Task statement:
Scan the material that follows. Copy every line containing the word "background".

Recorded information:
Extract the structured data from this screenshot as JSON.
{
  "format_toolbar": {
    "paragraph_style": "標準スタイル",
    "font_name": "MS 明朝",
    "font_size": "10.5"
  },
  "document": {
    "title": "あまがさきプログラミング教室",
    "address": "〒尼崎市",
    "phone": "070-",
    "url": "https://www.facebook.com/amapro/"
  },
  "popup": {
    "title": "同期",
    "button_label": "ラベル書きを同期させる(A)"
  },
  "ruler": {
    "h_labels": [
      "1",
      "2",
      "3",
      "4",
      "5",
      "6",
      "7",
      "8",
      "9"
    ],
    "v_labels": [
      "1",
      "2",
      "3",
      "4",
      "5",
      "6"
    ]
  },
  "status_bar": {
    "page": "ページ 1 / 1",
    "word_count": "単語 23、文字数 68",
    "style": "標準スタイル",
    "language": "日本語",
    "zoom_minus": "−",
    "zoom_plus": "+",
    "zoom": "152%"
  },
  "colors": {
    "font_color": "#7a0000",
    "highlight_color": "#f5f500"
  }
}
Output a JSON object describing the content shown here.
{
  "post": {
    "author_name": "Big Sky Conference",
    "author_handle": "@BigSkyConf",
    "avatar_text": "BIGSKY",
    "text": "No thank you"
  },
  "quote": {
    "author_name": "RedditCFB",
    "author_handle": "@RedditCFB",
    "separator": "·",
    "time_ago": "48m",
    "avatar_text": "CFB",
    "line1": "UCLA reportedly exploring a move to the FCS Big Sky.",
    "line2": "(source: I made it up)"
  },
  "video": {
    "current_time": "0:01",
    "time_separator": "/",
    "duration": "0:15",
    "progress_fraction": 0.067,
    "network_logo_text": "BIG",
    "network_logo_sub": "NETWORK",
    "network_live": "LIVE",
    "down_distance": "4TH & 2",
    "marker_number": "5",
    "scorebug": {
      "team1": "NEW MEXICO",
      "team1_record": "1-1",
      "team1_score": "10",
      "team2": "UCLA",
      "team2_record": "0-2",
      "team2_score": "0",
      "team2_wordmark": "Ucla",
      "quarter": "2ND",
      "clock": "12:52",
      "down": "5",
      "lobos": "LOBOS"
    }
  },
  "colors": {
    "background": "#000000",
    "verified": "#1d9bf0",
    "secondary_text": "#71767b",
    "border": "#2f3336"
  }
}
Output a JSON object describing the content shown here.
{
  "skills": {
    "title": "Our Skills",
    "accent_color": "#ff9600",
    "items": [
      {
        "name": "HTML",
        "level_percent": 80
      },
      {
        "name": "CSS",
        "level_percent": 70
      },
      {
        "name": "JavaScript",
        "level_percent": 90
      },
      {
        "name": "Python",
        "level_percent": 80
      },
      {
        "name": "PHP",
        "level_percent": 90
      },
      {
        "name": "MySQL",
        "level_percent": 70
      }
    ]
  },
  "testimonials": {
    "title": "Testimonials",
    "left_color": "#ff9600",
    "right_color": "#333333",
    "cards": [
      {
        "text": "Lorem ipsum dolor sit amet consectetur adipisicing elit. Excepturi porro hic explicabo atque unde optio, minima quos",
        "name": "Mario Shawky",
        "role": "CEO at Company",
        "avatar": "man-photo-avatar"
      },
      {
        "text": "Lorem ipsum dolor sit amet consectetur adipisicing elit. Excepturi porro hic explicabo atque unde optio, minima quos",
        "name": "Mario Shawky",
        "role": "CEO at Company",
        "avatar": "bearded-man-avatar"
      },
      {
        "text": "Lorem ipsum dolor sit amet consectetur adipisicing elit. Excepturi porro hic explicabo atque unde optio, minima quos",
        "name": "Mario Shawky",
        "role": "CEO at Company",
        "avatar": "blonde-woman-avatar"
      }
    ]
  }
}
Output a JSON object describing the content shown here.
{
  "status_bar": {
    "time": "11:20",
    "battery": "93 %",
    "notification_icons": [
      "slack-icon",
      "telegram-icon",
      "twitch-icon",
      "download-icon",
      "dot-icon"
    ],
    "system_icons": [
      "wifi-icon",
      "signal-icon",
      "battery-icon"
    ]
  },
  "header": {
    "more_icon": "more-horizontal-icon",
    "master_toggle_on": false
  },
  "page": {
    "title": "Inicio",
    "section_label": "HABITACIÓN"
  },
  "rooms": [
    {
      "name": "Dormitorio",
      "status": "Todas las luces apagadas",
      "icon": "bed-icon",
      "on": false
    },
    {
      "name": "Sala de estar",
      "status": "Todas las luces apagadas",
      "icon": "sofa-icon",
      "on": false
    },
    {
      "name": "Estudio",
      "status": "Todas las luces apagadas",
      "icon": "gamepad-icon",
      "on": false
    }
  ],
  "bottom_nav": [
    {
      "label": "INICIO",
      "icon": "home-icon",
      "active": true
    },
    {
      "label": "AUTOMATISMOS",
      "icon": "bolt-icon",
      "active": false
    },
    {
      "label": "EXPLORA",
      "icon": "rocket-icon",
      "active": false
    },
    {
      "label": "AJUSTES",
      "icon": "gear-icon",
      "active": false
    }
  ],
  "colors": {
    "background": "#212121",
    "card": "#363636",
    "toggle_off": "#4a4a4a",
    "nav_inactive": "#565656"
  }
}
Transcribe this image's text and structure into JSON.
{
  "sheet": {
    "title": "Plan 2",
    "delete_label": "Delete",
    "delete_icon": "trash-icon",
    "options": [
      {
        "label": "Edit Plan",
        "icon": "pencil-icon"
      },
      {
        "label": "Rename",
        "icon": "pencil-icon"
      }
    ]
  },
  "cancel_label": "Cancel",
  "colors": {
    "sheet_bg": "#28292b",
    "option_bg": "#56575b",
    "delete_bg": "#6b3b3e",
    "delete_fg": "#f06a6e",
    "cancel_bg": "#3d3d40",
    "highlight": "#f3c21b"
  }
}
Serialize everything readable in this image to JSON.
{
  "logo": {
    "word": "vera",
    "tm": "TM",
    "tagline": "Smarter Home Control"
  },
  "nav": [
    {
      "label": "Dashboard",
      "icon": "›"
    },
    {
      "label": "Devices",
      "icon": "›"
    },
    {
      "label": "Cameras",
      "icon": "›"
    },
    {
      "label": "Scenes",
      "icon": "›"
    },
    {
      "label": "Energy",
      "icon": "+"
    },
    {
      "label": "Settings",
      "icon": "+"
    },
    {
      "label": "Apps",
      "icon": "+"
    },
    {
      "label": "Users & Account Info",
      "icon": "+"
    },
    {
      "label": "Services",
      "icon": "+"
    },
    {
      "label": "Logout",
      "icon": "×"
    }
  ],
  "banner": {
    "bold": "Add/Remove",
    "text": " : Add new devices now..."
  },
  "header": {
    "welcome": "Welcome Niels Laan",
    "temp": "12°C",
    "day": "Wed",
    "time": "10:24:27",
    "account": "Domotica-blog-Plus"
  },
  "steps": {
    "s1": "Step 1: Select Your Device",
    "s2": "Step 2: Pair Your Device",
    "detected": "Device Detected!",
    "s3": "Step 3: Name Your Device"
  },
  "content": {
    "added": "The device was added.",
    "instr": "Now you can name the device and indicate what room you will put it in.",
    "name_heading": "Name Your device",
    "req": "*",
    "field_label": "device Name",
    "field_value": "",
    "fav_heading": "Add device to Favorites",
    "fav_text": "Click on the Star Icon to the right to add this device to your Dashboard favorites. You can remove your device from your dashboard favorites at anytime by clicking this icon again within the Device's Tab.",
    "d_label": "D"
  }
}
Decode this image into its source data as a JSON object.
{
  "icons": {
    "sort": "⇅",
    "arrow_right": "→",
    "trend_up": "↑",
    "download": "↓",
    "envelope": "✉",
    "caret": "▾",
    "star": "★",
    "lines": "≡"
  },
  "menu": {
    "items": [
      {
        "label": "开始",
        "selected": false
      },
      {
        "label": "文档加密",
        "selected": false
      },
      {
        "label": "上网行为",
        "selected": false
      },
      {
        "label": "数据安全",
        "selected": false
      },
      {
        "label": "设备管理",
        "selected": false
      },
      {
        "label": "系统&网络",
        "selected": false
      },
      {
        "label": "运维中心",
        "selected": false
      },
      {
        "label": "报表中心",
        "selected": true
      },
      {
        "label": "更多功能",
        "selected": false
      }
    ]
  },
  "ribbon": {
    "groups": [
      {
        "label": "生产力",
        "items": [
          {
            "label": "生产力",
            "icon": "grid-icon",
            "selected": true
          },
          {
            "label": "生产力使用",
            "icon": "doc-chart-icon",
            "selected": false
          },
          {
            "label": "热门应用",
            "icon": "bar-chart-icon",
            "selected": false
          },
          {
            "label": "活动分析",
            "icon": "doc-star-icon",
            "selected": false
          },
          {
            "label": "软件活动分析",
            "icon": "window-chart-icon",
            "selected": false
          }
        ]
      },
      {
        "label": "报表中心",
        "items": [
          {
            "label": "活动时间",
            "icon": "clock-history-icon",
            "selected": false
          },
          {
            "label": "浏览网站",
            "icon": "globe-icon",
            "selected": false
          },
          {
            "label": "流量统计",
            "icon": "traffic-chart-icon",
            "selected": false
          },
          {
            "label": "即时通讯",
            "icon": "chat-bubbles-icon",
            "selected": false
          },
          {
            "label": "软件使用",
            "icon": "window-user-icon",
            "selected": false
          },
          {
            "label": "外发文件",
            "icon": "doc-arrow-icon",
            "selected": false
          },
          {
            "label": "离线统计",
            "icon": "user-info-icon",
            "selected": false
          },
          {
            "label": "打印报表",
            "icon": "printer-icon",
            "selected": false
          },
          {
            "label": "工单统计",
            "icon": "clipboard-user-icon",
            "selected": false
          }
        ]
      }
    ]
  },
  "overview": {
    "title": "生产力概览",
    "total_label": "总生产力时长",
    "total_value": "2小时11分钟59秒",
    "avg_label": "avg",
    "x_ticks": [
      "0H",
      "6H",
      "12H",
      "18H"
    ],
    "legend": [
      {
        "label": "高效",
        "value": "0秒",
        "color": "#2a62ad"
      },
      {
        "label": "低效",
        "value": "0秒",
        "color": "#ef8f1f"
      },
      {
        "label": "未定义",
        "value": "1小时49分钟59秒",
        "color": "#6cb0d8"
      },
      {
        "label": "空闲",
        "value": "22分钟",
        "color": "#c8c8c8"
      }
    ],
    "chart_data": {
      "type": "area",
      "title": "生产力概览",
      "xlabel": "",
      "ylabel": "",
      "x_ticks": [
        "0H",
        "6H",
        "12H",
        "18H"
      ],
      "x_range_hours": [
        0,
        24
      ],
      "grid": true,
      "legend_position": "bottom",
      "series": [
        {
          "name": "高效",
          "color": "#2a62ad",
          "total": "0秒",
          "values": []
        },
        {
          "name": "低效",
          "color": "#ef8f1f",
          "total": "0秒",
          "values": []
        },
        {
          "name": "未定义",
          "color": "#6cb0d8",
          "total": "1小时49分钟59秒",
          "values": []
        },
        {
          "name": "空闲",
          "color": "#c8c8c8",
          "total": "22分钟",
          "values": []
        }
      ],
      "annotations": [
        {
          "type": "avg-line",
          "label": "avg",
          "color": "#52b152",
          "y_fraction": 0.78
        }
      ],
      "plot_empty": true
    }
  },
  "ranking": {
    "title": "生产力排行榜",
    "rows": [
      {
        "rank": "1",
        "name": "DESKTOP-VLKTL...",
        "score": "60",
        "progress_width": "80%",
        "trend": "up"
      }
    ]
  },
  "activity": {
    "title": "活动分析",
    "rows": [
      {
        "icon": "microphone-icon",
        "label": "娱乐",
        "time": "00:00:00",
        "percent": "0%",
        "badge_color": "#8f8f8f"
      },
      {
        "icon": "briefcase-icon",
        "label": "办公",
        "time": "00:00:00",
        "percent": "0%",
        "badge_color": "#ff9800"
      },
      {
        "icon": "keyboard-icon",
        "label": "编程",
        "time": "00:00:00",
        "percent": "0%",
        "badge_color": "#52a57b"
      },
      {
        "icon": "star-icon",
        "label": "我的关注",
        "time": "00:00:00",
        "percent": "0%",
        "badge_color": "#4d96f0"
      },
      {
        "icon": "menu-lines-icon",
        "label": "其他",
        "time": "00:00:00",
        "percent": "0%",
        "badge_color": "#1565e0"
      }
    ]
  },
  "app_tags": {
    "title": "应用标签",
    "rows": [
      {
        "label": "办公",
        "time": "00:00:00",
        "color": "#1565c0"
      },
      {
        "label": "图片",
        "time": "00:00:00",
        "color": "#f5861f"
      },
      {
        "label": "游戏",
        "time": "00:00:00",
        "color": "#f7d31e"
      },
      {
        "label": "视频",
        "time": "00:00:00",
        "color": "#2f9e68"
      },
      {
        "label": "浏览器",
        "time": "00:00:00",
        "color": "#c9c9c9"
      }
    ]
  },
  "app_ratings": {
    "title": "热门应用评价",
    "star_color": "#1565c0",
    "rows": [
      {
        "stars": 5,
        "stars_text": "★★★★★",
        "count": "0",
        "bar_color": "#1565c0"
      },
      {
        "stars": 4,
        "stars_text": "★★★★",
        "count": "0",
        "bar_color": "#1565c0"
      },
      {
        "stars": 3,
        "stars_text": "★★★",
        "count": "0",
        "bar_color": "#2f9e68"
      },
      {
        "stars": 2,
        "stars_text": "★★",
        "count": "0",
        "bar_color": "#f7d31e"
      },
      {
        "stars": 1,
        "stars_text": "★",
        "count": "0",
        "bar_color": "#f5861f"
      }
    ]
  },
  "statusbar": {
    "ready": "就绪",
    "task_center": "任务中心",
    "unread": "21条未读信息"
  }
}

Output for this exercise:
    "background": "#000000",
    "background": "#212121",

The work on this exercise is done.